#### INSTRUCTION:
Return the complete listing that follows, with each line reproduced exactly.

#### DATASET:
|---|

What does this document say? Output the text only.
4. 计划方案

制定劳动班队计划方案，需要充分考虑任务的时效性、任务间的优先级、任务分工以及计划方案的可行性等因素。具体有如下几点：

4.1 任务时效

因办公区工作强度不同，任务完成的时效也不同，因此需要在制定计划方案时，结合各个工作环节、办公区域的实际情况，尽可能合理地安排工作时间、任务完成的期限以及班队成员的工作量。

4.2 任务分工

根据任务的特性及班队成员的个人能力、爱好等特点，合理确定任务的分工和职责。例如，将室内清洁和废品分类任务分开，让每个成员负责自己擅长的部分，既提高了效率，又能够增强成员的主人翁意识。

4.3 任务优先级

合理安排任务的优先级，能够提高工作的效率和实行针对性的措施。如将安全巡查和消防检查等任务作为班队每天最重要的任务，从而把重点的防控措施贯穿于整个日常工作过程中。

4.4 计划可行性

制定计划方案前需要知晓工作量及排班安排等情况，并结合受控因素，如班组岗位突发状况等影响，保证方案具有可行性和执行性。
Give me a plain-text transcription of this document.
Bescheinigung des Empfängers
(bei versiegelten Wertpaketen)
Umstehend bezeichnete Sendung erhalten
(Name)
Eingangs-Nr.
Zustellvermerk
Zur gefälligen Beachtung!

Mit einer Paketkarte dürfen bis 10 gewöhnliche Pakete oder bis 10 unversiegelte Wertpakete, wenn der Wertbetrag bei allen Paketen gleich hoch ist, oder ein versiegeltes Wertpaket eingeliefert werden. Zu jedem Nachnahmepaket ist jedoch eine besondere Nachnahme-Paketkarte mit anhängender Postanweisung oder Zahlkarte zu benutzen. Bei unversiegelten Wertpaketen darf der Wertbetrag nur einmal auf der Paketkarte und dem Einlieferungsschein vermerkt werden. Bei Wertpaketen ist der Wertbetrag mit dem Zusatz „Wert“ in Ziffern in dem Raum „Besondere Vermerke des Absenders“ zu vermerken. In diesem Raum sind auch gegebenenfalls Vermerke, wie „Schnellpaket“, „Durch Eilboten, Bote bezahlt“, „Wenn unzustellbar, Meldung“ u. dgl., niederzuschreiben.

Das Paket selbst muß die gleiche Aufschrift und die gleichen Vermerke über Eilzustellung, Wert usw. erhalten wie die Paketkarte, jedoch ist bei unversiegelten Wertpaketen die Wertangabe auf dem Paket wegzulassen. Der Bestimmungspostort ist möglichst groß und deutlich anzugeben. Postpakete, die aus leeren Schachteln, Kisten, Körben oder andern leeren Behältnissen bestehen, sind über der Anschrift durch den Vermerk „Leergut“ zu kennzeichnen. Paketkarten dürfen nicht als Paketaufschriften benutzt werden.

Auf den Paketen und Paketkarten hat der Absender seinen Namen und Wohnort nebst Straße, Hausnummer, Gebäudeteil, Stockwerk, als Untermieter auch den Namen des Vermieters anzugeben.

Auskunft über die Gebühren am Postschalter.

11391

|---|

#### RESPONSE TO THE TASK:
What does this document say? Output the text only.
4. 计划方案

制定劳动班队计划方案，需要充分考虑任务的时效性、任务间的优先级、任务分工以及计划方案的可行性等因素。具体有如下几点：

4.1 任务时效

因办公区工作强度不同，任务完成的时效也不同，因此需要在制定计划方案时，结合各个工作环节、办公区域的实际情况，尽可能合理地安排工作时间、任务完成的期限以及班队成员的工作量。

4.2 任务分工

根据任务的特性及班队成员的个人能力、爱好等特点，合理确定任务的分工和职责。例如，将室内清洁和废品分类任务分开，让每个成员负责自己擅长的部分，既提高了效率，又能够增强成员的主人翁意识。

4.3 任务优先级

合理安排任务的优先级，能够提高工作的效率和实行针对性的措施。如将安全巡查和消防检查等任务作为班队每天最重要的任务，从而把重点的防控措施贯穿于整个日常工作过程中。

4.4 计划可行性

制定计划方案前需要知晓工作量及排班安排等情况，并结合受控因素，如班组岗位突发状况等影响，保证方案具有可行性和执行性。
Give me a plain-text transcription of this document.
Bescheinigung des Empfängers
(bei versiegelten Wertpaketen)
Umstehend bezeichnete Sendung erhalten
(Name)
Eingangs-Nr.
Zustellvermerk
Zur gefälligen Beachtung!

Mit einer Paketkarte dürfen bis 10 gewöhnliche Pakete oder bis 10 unversiegelte Wertpakete, wenn der Wertbetrag bei allen Paketen gleich hoch ist, oder ein versiegeltes Wertpaket eingeliefert werden. Zu jedem Nachnahmepaket ist jedoch eine besondere Nachnahme-Paketkarte mit anhängender Postanweisung oder Zahlkarte zu benutzen. Bei unversiegelten Wertpaketen darf der Wertbetrag nur einmal auf der Paketkarte und dem Einlieferungsschein vermerkt werden. Bei Wertpaketen ist der Wertbetrag mit dem Zusatz „Wert“ in Ziffern in dem Raum „Besondere Vermerke des Absenders“ zu vermerken. In diesem Raum sind auch gegebenenfalls Vermerke, wie „Schnellpaket“, „Durch Eilboten, Bote bezahlt“, „Wenn unzustellbar, Meldung“ u. dgl., niederzuschreiben.

Das Paket selbst muß die gleiche Aufschrift und die gleichen Vermerke über Eilzustellung, Wert usw. erhalten wie die Paketkarte, jedoch ist bei unversiegelten Wertpaketen die Wertangabe auf dem Paket wegzulassen. Der Bestimmungspostort ist möglichst groß und deutlich anzugeben. Postpakete, die aus leeren Schachteln, Kisten, Körben oder andern leeren Behältnissen bestehen, sind über der Anschrift durch den Vermerk „Leergut“ zu kennzeichnen. Paketkarten dürfen nicht als Paketaufschriften benutzt werden.

Auf den Paketen und Paketkarten hat der Absender seinen Namen und Wohnort nebst Straße, Hausnummer, Gebäudeteil, Stockwerk, als Untermieter auch den Namen des Vermieters anzugeben.

Auskunft über die Gebühren am Postschalter.

11391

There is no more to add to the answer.